Task details. Return only the number of lines holding the word "ring".

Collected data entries
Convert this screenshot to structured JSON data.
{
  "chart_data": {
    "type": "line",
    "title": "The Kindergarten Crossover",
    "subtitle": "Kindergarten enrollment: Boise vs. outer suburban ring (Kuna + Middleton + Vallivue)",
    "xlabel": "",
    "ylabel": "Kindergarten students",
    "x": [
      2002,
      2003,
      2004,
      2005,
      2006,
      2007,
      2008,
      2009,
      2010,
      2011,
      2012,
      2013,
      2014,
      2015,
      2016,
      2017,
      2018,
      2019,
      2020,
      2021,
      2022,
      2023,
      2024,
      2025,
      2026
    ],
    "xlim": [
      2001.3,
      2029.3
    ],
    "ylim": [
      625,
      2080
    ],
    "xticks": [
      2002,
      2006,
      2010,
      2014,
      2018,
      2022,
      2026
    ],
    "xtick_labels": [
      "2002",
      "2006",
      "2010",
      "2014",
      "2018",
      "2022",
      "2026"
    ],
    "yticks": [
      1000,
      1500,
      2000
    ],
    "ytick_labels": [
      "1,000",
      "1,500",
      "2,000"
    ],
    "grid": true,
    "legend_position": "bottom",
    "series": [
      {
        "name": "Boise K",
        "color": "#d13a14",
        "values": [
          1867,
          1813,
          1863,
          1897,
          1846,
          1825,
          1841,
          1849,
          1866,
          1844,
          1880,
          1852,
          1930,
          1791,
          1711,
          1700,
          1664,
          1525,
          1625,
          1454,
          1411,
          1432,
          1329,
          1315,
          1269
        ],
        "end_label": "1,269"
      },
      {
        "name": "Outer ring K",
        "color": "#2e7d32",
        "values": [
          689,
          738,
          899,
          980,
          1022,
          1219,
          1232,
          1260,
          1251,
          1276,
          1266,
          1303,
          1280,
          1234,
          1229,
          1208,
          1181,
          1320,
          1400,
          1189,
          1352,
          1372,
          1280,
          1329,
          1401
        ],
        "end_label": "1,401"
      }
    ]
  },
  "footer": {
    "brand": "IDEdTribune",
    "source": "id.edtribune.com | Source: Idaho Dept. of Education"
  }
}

Result for this task. 2